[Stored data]

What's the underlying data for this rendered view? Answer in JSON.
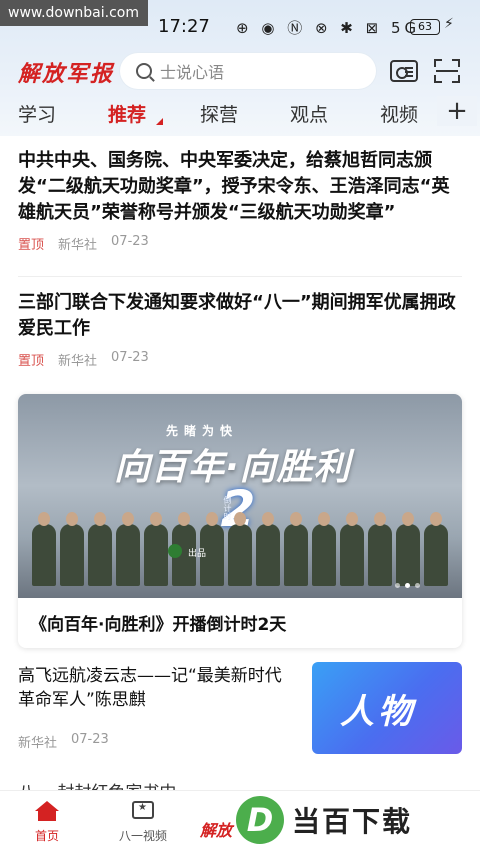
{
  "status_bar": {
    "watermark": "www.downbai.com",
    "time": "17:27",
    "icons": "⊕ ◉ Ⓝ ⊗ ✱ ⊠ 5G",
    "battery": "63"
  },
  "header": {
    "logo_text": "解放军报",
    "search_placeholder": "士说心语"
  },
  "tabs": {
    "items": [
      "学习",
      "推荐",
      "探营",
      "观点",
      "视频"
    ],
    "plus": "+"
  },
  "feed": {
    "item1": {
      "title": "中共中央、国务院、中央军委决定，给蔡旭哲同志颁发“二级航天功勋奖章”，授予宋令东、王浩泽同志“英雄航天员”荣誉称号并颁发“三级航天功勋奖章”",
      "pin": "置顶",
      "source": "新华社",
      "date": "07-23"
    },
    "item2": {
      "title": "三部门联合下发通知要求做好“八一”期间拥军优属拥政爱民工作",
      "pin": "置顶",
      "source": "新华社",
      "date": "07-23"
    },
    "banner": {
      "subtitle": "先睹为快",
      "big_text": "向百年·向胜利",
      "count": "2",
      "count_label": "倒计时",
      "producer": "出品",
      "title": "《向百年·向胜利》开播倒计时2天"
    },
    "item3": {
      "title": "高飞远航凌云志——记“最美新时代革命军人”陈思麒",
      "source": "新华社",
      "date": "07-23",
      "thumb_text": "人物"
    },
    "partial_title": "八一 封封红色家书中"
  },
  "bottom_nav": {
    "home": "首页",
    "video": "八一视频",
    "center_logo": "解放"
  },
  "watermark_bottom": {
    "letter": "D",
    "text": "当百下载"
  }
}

* * *

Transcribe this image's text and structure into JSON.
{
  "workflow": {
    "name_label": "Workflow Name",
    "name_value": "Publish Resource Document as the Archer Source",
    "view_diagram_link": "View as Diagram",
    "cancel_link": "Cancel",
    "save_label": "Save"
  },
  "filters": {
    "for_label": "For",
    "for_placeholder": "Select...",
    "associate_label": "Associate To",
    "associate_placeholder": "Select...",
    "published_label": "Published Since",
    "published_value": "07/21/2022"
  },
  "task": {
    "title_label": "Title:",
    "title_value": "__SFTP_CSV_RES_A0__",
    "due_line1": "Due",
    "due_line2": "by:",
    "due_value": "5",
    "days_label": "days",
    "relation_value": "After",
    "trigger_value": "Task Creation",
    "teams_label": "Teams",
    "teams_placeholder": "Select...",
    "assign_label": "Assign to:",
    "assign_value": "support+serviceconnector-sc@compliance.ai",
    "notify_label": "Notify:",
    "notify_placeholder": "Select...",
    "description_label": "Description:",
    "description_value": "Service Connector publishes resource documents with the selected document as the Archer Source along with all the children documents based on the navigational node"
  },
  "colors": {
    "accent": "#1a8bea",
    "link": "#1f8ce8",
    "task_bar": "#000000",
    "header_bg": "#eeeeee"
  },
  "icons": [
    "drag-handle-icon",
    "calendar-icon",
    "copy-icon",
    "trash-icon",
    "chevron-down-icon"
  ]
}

TASK TO CARRY OUT:
Scan the data above; copy every line where "this" appears.

WORKED SOLUTION:
What's the underlying data for this rendered view? Answer in JSON.
Transcribe this image's text and structure into JSON.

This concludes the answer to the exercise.